**Task goal:** Rewrite the records below, substituting "footprint" for each occurrence of "symbol" and leaving everything else unchanged. Omit the pictures from your answer.

— begin Provided entries —

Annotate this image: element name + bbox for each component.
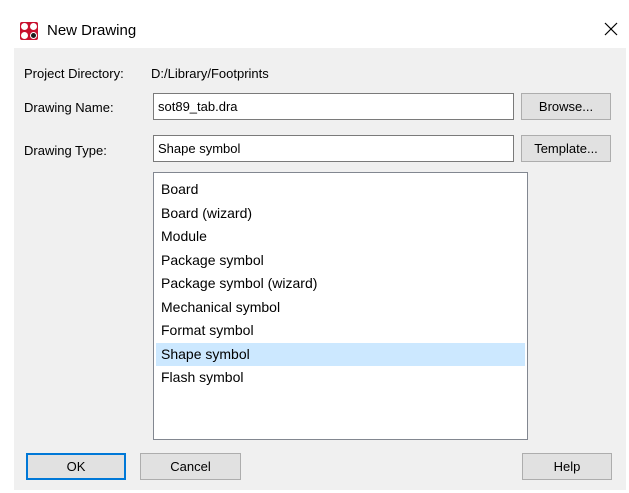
cancel-button[interactable]: Cancel <box>140 453 241 480</box>
title-bar: New Drawing <box>0 0 629 45</box>
list-item[interactable]: Flash symbol <box>156 366 525 390</box>
project-directory-label: Project Directory: <box>24 66 124 81</box>
list-item[interactable]: Board (wizard) <box>156 202 525 226</box>
drawing-type-input[interactable] <box>153 135 514 162</box>
browse-button[interactable]: Browse... <box>521 93 611 120</box>
drawing-type-list[interactable]: Board Board (wizard) Module Package symb… <box>153 172 528 440</box>
list-item[interactable]: Format symbol <box>156 319 525 343</box>
template-button[interactable]: Template... <box>521 135 611 162</box>
help-button[interactable]: Help <box>522 453 612 480</box>
window-title: New Drawing <box>47 22 137 39</box>
list-item[interactable]: Mechanical symbol <box>156 296 525 320</box>
close-icon <box>604 22 618 36</box>
list-item[interactable]: Package symbol (wizard) <box>156 272 525 296</box>
dialog-body: Project Directory: D:/Library/Footprints… <box>14 48 626 490</box>
close-button[interactable] <box>596 14 626 44</box>
list-item[interactable]: Board <box>156 178 525 202</box>
ok-button[interactable]: OK <box>26 453 126 480</box>
list-item[interactable]: Module <box>156 225 525 249</box>
drawing-name-input[interactable] <box>153 93 514 120</box>
new-drawing-dialog: New Drawing Project Directory: D:/Librar… <box>0 0 629 493</box>
list-item[interactable]: Package symbol <box>156 249 525 273</box>
list-item-selected[interactable]: Shape symbol <box>156 342 525 366</box>
project-directory-value: D:/Library/Footprints <box>151 66 269 81</box>
drawing-name-label: Drawing Name: <box>24 100 114 115</box>
allegro-app-icon <box>20 22 38 40</box>
drawing-type-label: Drawing Type: <box>24 143 107 158</box>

— end Provided entries —

**Reply:**
Annotate this image: element name + bbox for each component.
cancel-button[interactable]: Cancel <box>140 453 241 480</box>
title-bar: New Drawing <box>0 0 629 45</box>
list-item[interactable]: Flash footprint <box>156 366 525 390</box>
project-directory-label: Project Directory: <box>24 66 124 81</box>
list-item[interactable]: Board (wizard) <box>156 202 525 226</box>
drawing-type-input[interactable] <box>153 135 514 162</box>
browse-button[interactable]: Browse... <box>521 93 611 120</box>
drawing-type-list[interactable]: Board Board (wizard) Module Package symb… <box>153 172 528 440</box>
list-item[interactable]: Format footprint <box>156 319 525 343</box>
template-button[interactable]: Template... <box>521 135 611 162</box>
help-button[interactable]: Help <box>522 453 612 480</box>
window-title: New Drawing <box>47 22 137 39</box>
list-item[interactable]: Mechanical footprint <box>156 296 525 320</box>
close-icon <box>604 22 618 36</box>
list-item[interactable]: Package footprint (wizard) <box>156 272 525 296</box>
dialog-body: Project Directory: D:/Library/Footprints… <box>14 48 626 490</box>
close-button[interactable] <box>596 14 626 44</box>
list-item[interactable]: Board <box>156 178 525 202</box>
ok-button[interactable]: OK <box>26 453 126 480</box>
list-item[interactable]: Module <box>156 225 525 249</box>
drawing-name-input[interactable] <box>153 93 514 120</box>
new-drawing-dialog: New Drawing Project Directory: D:/Librar… <box>0 0 629 493</box>
list-item[interactable]: Package footprint <box>156 249 525 273</box>
list-item-selected[interactable]: Shape footprint <box>156 342 525 366</box>
project-directory-value: D:/Library/Footprints <box>151 66 269 81</box>
drawing-name-label: Drawing Name: <box>24 100 114 115</box>
allegro-app-icon <box>20 22 38 40</box>
drawing-type-label: Drawing Type: <box>24 143 107 158</box>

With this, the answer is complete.